YOUR OBJECTIVE: Find the lines with the string "pour" and return them.

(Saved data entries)
++++
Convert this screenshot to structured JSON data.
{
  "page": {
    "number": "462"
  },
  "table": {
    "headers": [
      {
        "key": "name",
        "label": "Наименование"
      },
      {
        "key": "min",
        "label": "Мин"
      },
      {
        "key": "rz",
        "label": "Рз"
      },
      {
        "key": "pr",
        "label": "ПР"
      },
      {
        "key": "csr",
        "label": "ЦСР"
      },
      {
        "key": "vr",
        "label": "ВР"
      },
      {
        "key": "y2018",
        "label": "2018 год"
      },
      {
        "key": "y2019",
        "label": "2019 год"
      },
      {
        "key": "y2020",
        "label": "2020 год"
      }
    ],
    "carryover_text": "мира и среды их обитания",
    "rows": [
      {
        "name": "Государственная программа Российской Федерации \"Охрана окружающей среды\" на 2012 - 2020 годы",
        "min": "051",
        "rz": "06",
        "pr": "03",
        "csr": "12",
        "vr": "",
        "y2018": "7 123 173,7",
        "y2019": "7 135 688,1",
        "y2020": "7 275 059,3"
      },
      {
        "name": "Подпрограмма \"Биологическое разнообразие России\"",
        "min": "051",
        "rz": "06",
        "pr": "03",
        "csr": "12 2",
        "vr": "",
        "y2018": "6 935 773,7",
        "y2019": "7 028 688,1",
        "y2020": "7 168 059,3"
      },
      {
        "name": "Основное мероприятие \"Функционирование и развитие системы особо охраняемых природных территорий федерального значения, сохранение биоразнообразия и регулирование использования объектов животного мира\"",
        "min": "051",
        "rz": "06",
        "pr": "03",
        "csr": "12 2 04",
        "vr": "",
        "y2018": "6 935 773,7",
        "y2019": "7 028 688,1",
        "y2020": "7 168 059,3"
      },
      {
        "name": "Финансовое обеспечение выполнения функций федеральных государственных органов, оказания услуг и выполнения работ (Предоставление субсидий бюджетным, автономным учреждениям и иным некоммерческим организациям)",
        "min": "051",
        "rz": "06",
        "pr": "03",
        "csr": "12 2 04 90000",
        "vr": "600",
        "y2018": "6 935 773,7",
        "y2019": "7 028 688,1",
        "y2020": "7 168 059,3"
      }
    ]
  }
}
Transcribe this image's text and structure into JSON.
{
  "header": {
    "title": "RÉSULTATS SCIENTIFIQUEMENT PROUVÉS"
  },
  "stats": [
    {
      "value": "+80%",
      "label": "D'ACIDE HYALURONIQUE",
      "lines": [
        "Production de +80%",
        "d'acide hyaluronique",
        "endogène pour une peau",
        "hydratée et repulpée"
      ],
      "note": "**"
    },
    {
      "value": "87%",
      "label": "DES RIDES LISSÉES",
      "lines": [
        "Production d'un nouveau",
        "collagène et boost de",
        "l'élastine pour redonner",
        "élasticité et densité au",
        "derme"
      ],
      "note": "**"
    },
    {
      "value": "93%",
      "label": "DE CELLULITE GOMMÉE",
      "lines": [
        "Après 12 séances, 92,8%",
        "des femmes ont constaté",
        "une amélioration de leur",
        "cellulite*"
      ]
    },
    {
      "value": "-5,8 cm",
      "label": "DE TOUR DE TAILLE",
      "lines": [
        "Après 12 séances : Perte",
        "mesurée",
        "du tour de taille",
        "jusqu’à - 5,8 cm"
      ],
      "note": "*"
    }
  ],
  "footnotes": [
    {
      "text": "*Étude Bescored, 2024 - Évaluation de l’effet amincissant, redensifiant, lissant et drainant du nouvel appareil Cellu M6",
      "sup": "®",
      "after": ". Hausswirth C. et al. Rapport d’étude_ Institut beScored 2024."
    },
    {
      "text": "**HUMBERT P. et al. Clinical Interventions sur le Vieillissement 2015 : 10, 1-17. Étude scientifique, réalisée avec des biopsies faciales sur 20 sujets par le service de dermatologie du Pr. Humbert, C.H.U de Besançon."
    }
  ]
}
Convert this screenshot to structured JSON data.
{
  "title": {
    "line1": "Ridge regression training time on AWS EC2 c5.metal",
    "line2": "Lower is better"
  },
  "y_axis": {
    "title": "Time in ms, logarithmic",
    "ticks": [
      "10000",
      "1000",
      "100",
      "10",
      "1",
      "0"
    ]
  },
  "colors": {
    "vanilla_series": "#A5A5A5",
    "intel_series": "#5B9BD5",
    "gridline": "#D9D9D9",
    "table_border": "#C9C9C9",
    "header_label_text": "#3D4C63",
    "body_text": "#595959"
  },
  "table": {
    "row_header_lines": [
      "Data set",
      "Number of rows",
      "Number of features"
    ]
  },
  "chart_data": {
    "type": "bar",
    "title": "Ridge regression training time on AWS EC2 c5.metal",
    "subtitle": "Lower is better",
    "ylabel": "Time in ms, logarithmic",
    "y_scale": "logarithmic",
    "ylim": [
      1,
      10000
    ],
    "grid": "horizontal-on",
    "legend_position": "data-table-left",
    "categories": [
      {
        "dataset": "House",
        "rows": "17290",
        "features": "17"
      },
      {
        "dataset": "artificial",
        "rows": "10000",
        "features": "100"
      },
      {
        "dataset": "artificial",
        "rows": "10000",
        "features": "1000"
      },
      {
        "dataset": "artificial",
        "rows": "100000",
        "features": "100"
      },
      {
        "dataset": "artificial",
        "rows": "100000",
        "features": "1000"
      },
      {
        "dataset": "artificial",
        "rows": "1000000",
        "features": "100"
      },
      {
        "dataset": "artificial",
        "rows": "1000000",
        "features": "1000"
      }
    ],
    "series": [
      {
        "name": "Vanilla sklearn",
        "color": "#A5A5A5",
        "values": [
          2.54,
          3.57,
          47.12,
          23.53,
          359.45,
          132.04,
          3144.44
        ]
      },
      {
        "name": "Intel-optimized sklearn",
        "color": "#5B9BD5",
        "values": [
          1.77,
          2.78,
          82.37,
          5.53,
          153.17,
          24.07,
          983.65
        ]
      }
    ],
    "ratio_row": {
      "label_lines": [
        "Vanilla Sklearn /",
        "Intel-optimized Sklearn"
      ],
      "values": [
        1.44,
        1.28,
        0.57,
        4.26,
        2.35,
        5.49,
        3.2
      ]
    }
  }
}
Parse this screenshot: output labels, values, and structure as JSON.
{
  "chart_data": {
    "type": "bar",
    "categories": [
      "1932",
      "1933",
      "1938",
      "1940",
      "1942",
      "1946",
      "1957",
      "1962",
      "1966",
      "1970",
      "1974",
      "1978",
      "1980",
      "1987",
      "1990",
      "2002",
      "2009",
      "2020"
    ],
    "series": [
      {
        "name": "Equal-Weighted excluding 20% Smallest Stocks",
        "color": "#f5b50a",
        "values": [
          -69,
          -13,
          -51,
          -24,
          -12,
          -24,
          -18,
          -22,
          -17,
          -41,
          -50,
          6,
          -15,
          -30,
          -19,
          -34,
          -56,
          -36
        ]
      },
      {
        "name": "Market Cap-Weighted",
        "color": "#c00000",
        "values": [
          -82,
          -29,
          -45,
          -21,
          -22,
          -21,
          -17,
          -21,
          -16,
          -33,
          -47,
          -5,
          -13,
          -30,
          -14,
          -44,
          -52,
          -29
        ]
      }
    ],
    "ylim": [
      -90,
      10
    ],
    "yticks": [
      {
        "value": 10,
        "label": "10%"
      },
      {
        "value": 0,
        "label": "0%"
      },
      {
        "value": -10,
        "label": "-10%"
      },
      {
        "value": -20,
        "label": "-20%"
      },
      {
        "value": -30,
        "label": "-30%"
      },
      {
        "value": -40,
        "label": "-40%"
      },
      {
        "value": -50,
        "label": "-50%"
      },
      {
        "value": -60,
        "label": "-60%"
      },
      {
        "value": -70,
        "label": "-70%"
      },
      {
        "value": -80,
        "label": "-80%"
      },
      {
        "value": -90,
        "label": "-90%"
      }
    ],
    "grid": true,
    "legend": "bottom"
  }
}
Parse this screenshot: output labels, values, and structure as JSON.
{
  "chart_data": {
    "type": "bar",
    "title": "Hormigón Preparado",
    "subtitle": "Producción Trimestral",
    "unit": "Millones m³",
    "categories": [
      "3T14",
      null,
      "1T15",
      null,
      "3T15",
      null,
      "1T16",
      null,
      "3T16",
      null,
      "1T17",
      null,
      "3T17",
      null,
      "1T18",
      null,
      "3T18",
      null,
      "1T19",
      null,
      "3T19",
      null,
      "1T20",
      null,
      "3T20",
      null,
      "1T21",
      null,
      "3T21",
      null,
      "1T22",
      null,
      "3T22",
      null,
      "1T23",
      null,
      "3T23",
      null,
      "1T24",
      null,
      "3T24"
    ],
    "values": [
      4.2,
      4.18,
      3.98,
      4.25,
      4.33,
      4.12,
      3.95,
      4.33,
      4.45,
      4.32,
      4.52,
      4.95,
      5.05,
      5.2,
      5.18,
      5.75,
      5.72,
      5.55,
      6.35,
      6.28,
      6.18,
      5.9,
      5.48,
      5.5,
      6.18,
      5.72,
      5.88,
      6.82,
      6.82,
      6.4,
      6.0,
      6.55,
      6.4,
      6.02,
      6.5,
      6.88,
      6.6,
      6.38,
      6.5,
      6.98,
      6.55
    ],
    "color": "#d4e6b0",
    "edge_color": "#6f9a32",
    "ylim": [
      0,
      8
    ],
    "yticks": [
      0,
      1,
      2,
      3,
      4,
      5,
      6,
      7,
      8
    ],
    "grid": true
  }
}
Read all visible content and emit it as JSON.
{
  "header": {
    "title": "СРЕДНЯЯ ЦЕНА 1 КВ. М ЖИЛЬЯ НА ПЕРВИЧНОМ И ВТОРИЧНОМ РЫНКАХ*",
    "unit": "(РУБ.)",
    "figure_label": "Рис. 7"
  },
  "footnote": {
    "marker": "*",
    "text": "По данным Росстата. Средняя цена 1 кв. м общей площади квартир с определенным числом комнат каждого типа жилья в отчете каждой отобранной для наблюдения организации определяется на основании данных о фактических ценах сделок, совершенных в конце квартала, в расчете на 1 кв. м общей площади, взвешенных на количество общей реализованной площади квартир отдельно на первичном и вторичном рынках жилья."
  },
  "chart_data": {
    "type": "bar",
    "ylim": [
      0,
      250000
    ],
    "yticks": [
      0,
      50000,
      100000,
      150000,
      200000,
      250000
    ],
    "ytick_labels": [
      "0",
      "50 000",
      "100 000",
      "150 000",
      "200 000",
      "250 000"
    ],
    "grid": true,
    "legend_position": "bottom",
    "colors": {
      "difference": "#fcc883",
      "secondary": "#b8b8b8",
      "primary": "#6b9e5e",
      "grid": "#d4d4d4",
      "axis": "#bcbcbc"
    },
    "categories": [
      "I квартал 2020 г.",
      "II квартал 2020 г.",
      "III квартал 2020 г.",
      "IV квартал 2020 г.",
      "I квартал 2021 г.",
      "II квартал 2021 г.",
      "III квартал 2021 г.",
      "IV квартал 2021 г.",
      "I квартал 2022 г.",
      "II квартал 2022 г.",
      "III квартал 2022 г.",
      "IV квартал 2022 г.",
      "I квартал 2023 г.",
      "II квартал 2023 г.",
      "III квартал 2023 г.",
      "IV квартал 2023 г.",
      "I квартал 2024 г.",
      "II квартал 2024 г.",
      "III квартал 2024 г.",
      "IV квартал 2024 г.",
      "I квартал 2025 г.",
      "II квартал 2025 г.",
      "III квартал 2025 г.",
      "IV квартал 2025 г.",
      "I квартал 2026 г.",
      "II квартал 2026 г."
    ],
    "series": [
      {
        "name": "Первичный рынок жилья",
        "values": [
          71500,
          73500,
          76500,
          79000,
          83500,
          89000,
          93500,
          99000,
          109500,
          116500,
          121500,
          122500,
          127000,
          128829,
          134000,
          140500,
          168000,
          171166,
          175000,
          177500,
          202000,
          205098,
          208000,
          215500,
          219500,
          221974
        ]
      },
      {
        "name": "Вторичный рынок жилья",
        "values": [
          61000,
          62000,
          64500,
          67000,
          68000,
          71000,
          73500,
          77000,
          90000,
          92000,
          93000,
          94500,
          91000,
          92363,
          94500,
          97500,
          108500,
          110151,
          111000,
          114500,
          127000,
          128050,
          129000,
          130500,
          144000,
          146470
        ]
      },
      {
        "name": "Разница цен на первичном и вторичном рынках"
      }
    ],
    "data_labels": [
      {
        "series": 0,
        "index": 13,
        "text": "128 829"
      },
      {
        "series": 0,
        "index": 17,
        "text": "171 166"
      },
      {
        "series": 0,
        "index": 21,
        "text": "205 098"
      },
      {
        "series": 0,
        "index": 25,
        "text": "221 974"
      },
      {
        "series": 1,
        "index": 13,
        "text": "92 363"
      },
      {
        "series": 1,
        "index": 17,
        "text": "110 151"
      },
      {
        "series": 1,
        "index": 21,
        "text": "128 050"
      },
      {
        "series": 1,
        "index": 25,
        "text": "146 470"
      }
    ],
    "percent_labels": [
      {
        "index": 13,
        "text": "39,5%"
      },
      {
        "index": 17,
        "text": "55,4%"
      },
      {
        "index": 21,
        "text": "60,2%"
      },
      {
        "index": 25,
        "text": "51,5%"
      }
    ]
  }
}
++++
PROBLEM SOLUTION:
        "endogène pour une peau",
        "l'élastine pour redonner",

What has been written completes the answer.